--- Start Input material ---
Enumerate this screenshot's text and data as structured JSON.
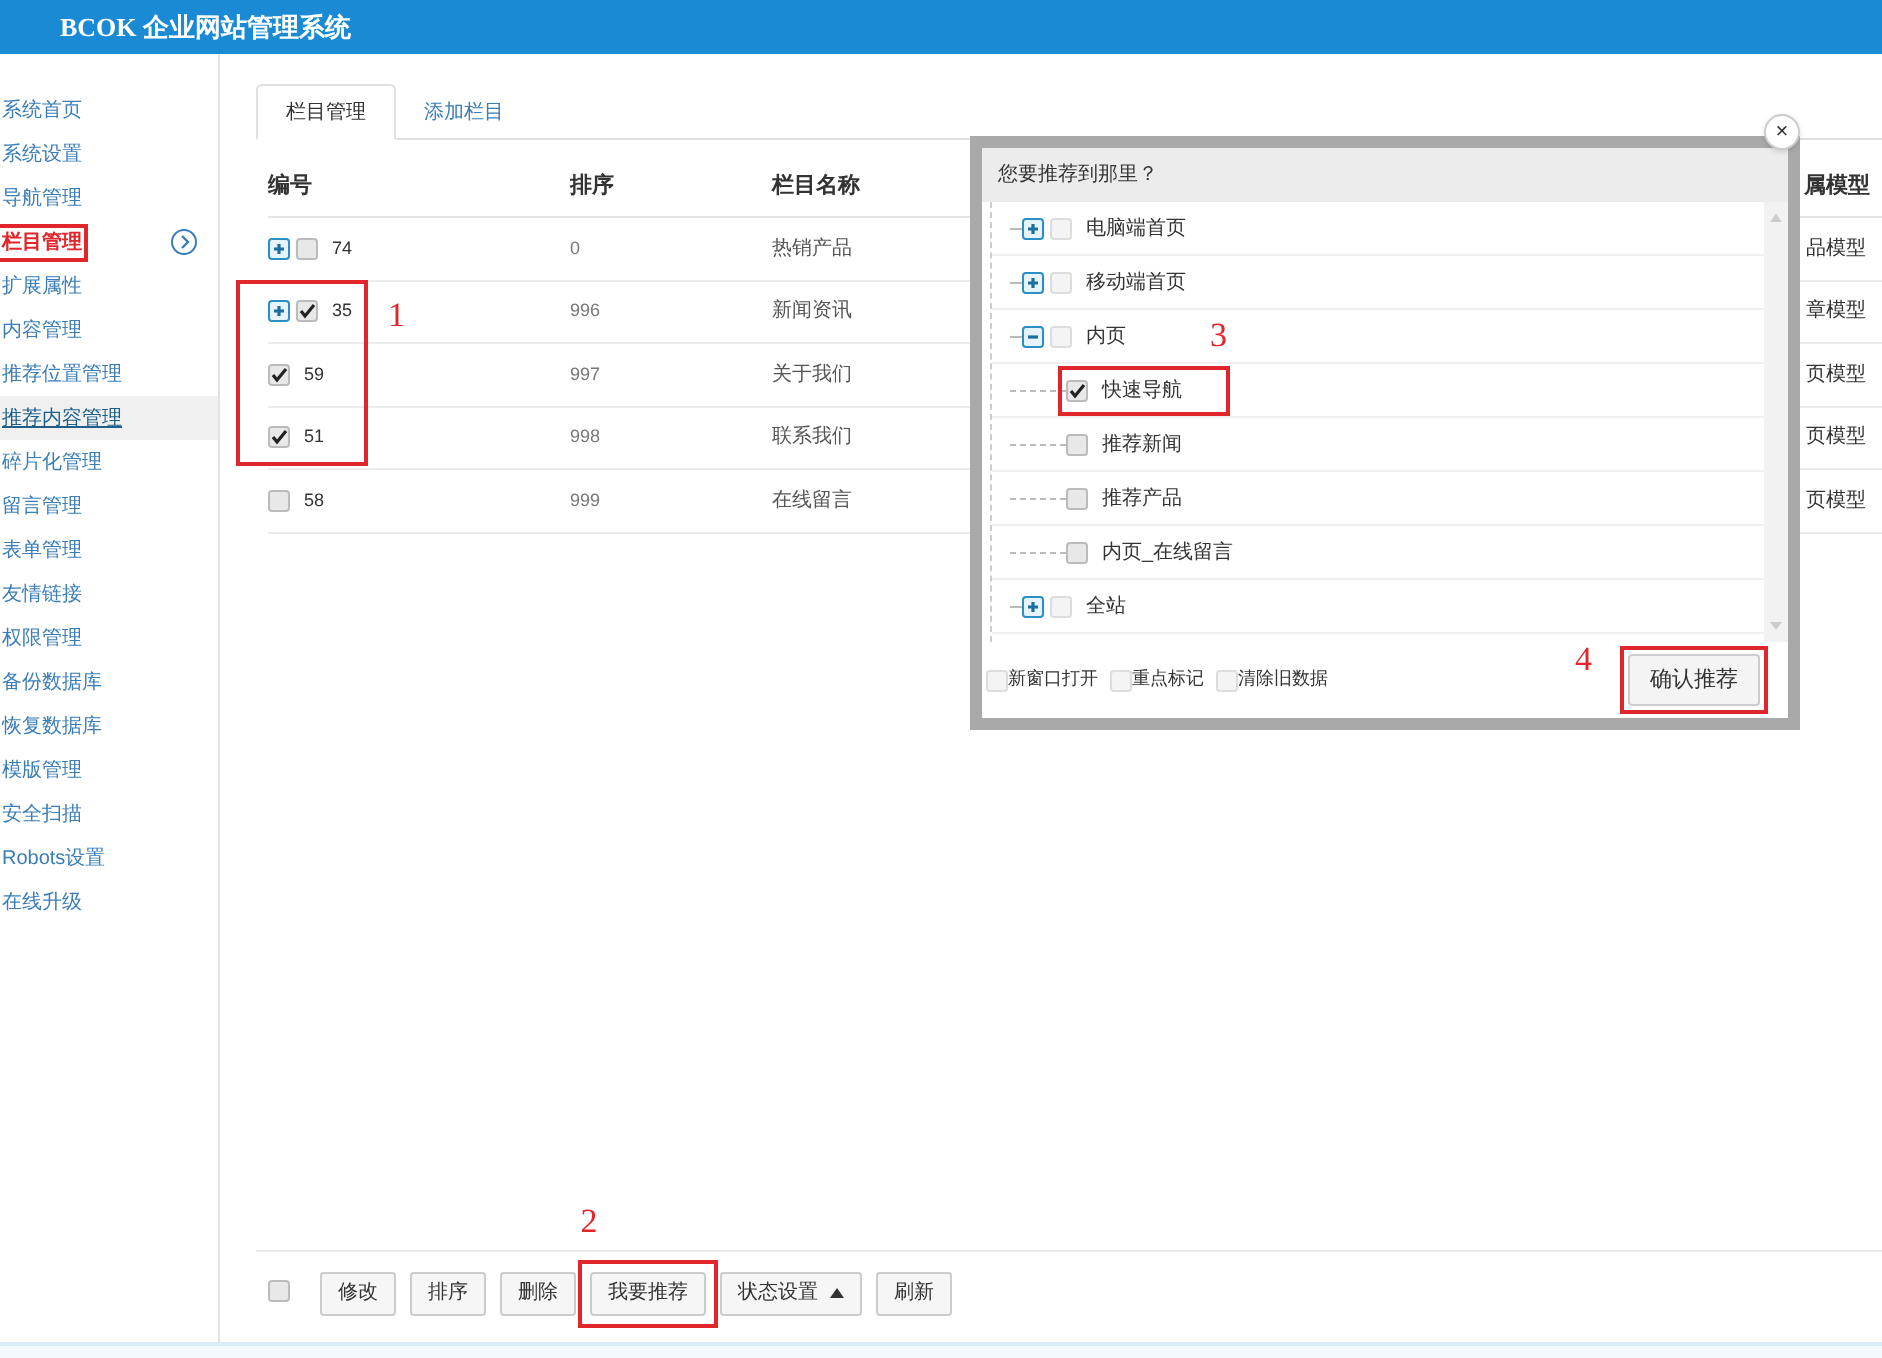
{
  "header": {
    "title": "BCOK 企业网站管理系统"
  },
  "sidebar": {
    "items": [
      {
        "label": "系统首页",
        "selected": false,
        "hovered": false
      },
      {
        "label": "系统设置",
        "selected": false,
        "hovered": false
      },
      {
        "label": "导航管理",
        "selected": false,
        "hovered": false
      },
      {
        "label": "栏目管理",
        "selected": true,
        "hovered": false
      },
      {
        "label": "扩展属性",
        "selected": false,
        "hovered": false
      },
      {
        "label": "内容管理",
        "selected": false,
        "hovered": false
      },
      {
        "label": "推荐位置管理",
        "selected": false,
        "hovered": false
      },
      {
        "label": "推荐内容管理",
        "selected": false,
        "hovered": true
      },
      {
        "label": "碎片化管理",
        "selected": false,
        "hovered": false
      },
      {
        "label": "留言管理",
        "selected": false,
        "hovered": false
      },
      {
        "label": "表单管理",
        "selected": false,
        "hovered": false
      },
      {
        "label": "友情链接",
        "selected": false,
        "hovered": false
      },
      {
        "label": "权限管理",
        "selected": false,
        "hovered": false
      },
      {
        "label": "备份数据库",
        "selected": false,
        "hovered": false
      },
      {
        "label": "恢复数据库",
        "selected": false,
        "hovered": false
      },
      {
        "label": "模版管理",
        "selected": false,
        "hovered": false
      },
      {
        "label": "安全扫描",
        "selected": false,
        "hovered": false
      },
      {
        "label": "Robots设置",
        "selected": false,
        "hovered": false
      },
      {
        "label": "在线升级",
        "selected": false,
        "hovered": false
      }
    ]
  },
  "tabs": [
    {
      "label": "栏目管理",
      "selected": true
    },
    {
      "label": "添加栏目",
      "selected": false
    }
  ],
  "table": {
    "columns": [
      "编号",
      "排序",
      "栏目名称",
      "属模型"
    ],
    "annotation": "1",
    "rows": [
      {
        "id": "74",
        "order": "0",
        "name": "热销产品",
        "model": "品模型",
        "expandable": true,
        "checked": false,
        "marked": false
      },
      {
        "id": "35",
        "order": "996",
        "name": "新闻资讯",
        "model": "章模型",
        "expandable": true,
        "checked": true,
        "marked": true
      },
      {
        "id": "59",
        "order": "997",
        "name": "关于我们",
        "model": "页模型",
        "expandable": false,
        "checked": true,
        "marked": true
      },
      {
        "id": "51",
        "order": "998",
        "name": "联系我们",
        "model": "页模型",
        "expandable": false,
        "checked": true,
        "marked": true
      },
      {
        "id": "58",
        "order": "999",
        "name": "在线留言",
        "model": "页模型",
        "expandable": false,
        "checked": false,
        "marked": false
      }
    ]
  },
  "toolbar": {
    "select_all": {
      "checked": false
    },
    "annotation": "2",
    "buttons": [
      {
        "label": "修改",
        "kind": "button",
        "marked": false
      },
      {
        "label": "排序",
        "kind": "button",
        "marked": false
      },
      {
        "label": "删除",
        "kind": "button",
        "marked": false
      },
      {
        "label": "我要推荐",
        "kind": "button",
        "marked": true
      },
      {
        "label": "状态设置",
        "kind": "dropdown",
        "marked": false
      },
      {
        "label": "刷新",
        "kind": "button",
        "marked": false
      }
    ]
  },
  "dialog": {
    "title": "您要推荐到那里？",
    "close": "×",
    "annotation": "3",
    "tree": [
      {
        "label": "电脑端首页",
        "expandable": true,
        "expanded": false,
        "checked": false,
        "marked": false
      },
      {
        "label": "移动端首页",
        "expandable": true,
        "expanded": false,
        "checked": false,
        "marked": false
      },
      {
        "label": "内页",
        "expandable": true,
        "expanded": true,
        "checked": false,
        "marked": false,
        "children": [
          {
            "label": "快速导航",
            "expandable": false,
            "checked": true,
            "marked": true
          },
          {
            "label": "推荐新闻",
            "expandable": false,
            "checked": false,
            "marked": false
          },
          {
            "label": "推荐产品",
            "expandable": false,
            "checked": false,
            "marked": false
          },
          {
            "label": "内页_在线留言",
            "expandable": false,
            "checked": false,
            "marked": false
          }
        ]
      },
      {
        "label": "全站",
        "expandable": true,
        "expanded": false,
        "checked": false,
        "marked": false
      }
    ],
    "options": [
      {
        "label": "新窗口打开",
        "checked": false
      },
      {
        "label": "重点标记",
        "checked": false
      },
      {
        "label": "清除旧数据",
        "checked": false
      }
    ],
    "confirm": {
      "label": "确认推荐",
      "marked": true,
      "annotation": "4"
    }
  }
}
--- End Input material ---
Count each line of the data where the word "order" appears, then reply with the total only.

*Correct output*: 5